-- WRITTEN PROBLEM --
Can you quote the records below in full, word for word?

--- START RECORDS PROVIDED ---

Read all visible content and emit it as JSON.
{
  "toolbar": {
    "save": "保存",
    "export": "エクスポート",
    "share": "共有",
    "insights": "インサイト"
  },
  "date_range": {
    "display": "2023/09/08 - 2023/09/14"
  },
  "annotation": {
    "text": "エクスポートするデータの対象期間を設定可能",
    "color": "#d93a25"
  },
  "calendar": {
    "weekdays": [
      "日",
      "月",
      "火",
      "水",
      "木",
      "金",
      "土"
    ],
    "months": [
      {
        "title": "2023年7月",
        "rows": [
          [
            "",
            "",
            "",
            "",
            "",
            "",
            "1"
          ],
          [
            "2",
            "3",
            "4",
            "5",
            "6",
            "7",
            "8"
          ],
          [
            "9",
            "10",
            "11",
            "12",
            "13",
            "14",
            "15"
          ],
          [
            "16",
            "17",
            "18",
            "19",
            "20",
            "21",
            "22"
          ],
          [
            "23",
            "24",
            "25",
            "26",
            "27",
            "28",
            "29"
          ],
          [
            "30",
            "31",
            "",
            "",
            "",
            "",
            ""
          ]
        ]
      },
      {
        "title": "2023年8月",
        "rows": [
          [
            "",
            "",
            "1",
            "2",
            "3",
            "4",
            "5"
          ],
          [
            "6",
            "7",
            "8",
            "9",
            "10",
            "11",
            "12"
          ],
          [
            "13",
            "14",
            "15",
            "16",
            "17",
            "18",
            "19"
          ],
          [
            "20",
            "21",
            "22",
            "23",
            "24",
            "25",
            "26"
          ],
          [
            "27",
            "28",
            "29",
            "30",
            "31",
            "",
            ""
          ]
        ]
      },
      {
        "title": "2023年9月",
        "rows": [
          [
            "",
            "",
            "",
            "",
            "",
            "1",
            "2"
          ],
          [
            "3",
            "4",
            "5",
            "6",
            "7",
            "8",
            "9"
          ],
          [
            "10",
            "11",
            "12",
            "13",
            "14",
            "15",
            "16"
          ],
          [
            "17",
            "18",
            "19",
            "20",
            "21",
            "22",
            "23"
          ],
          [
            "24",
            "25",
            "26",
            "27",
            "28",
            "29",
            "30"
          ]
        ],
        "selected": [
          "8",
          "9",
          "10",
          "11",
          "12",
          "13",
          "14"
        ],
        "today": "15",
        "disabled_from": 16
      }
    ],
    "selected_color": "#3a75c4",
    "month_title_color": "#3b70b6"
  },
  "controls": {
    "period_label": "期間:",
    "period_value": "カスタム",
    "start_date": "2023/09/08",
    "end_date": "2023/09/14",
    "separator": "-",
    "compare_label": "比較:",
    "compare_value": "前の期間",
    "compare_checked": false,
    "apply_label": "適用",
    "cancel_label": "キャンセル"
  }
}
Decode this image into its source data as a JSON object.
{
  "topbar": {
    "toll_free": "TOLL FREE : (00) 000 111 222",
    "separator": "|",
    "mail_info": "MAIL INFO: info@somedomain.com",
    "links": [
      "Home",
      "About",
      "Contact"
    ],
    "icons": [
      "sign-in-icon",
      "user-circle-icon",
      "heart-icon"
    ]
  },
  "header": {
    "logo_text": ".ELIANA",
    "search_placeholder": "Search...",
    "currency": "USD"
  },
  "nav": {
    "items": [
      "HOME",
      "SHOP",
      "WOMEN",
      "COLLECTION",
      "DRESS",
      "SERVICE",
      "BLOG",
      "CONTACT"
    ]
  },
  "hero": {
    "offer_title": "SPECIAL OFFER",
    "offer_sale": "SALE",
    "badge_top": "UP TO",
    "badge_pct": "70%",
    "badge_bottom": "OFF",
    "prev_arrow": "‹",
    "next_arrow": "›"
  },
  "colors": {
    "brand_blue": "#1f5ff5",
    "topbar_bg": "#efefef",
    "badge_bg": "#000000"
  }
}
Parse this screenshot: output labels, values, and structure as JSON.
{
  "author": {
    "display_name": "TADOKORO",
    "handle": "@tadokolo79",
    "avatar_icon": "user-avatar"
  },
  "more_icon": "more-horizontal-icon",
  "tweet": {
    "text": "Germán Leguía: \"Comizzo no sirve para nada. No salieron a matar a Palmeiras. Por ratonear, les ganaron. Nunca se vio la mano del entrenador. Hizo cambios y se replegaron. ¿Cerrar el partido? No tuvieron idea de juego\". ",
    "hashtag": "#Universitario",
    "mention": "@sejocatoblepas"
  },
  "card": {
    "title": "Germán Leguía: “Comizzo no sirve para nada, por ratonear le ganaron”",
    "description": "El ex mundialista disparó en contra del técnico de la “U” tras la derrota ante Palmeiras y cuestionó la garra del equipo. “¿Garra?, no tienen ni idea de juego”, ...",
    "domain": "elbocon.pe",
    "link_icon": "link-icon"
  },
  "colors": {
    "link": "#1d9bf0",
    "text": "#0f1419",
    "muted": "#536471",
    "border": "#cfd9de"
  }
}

--- END RECORDS PROVIDED ---

-- TASK ANSWER --
Read all visible content and emit it as JSON.
{
  "toolbar": {
    "save": "保存",
    "export": "エクスポート",
    "share": "共有",
    "insights": "インサイト"
  },
  "date_range": {
    "display": "2023/09/08 - 2023/09/14"
  },
  "annotation": {
    "text": "エクスポートするデータの対象期間を設定可能",
    "color": "#d93a25"
  },
  "calendar": {
    "weekdays": [
      "日",
      "月",
      "火",
      "水",
      "木",
      "金",
      "土"
    ],
    "months": [
      {
        "title": "2023年7月",
        "rows": [
          [
            "",
            "",
            "",
            "",
            "",
            "",
            "1"
          ],
          [
            "2",
            "3",
            "4",
            "5",
            "6",
            "7",
            "8"
          ],
          [
            "9",
            "10",
            "11",
            "12",
            "13",
            "14",
            "15"
          ],
          [
            "16",
            "17",
            "18",
            "19",
            "20",
            "21",
            "22"
          ],
          [
            "23",
            "24",
            "25",
            "26",
            "27",
            "28",
            "29"
          ],
          [
            "30",
            "31",
            "",
            "",
            "",
            "",
            ""
          ]
        ]
      },
      {
        "title": "2023年8月",
        "rows": [
          [
            "",
            "",
            "1",
            "2",
            "3",
            "4",
            "5"
          ],
          [
            "6",
            "7",
            "8",
            "9",
            "10",
            "11",
            "12"
          ],
          [
            "13",
            "14",
            "15",
            "16",
            "17",
            "18",
            "19"
          ],
          [
            "20",
            "21",
            "22",
            "23",
            "24",
            "25",
            "26"
          ],
          [
            "27",
            "28",
            "29",
            "30",
            "31",
            "",
            ""
          ]
        ]
      },
      {
        "title": "2023年9月",
        "rows": [
          [
            "",
            "",
            "",
            "",
            "",
            "1",
            "2"
          ],
          [
            "3",
            "4",
            "5",
            "6",
            "7",
            "8",
            "9"
          ],
          [
            "10",
            "11",
            "12",
            "13",
            "14",
            "15",
            "16"
          ],
          [
            "17",
            "18",
            "19",
            "20",
            "21",
            "22",
            "23"
          ],
          [
            "24",
            "25",
            "26",
            "27",
            "28",
            "29",
            "30"
          ]
        ],
        "selected": [
          "8",
          "9",
          "10",
          "11",
          "12",
          "13",
          "14"
        ],
        "today": "15",
        "disabled_from": 16
      }
    ],
    "selected_color": "#3a75c4",
    "month_title_color": "#3b70b6"
  },
  "controls": {
    "period_label": "期間:",
    "period_value": "カスタム",
    "start_date": "2023/09/08",
    "end_date": "2023/09/14",
    "separator": "-",
    "compare_label": "比較:",
    "compare_value": "前の期間",
    "compare_checked": false,
    "apply_label": "適用",
    "cancel_label": "キャンセル"
  }
}
Decode this image into its source data as a JSON object.
{
  "topbar": {
    "toll_free": "TOLL FREE : (00) 000 111 222",
    "separator": "|",
    "mail_info": "MAIL INFO: info@somedomain.com",
    "links": [
      "Home",
      "About",
      "Contact"
    ],
    "icons": [
      "sign-in-icon",
      "user-circle-icon",
      "heart-icon"
    ]
  },
  "header": {
    "logo_text": ".ELIANA",
    "search_placeholder": "Search...",
    "currency": "USD"
  },
  "nav": {
    "items": [
      "HOME",
      "SHOP",
      "WOMEN",
      "COLLECTION",
      "DRESS",
      "SERVICE",
      "BLOG",
      "CONTACT"
    ]
  },
  "hero": {
    "offer_title": "SPECIAL OFFER",
    "offer_sale": "SALE",
    "badge_top": "UP TO",
    "badge_pct": "70%",
    "badge_bottom": "OFF",
    "prev_arrow": "‹",
    "next_arrow": "›"
  },
  "colors": {
    "brand_blue": "#1f5ff5",
    "topbar_bg": "#efefef",
    "badge_bg": "#000000"
  }
}
Parse this screenshot: output labels, values, and structure as JSON.
{
  "author": {
    "display_name": "TADOKORO",
    "handle": "@tadokolo79",
    "avatar_icon": "user-avatar"
  },
  "more_icon": "more-horizontal-icon",
  "tweet": {
    "text": "Germán Leguía: \"Comizzo no sirve para nada. No salieron a matar a Palmeiras. Por ratonear, les ganaron. Nunca se vio la mano del entrenador. Hizo cambios y se replegaron. ¿Cerrar el partido? No tuvieron idea de juego\". ",
    "hashtag": "#Universitario",
    "mention": "@sejocatoblepas"
  },
  "card": {
    "title": "Germán Leguía: “Comizzo no sirve para nada, por ratonear le ganaron”",
    "description": "El ex mundialista disparó en contra del técnico de la “U” tras la derrota ante Palmeiras y cuestionó la garra del equipo. “¿Garra?, no tienen ni idea de juego”, ...",
    "domain": "elbocon.pe",
    "link_icon": "link-icon"
  },
  "colors": {
    "link": "#1d9bf0",
    "text": "#0f1419",
    "muted": "#536471",
    "border": "#cfd9de"
  }
}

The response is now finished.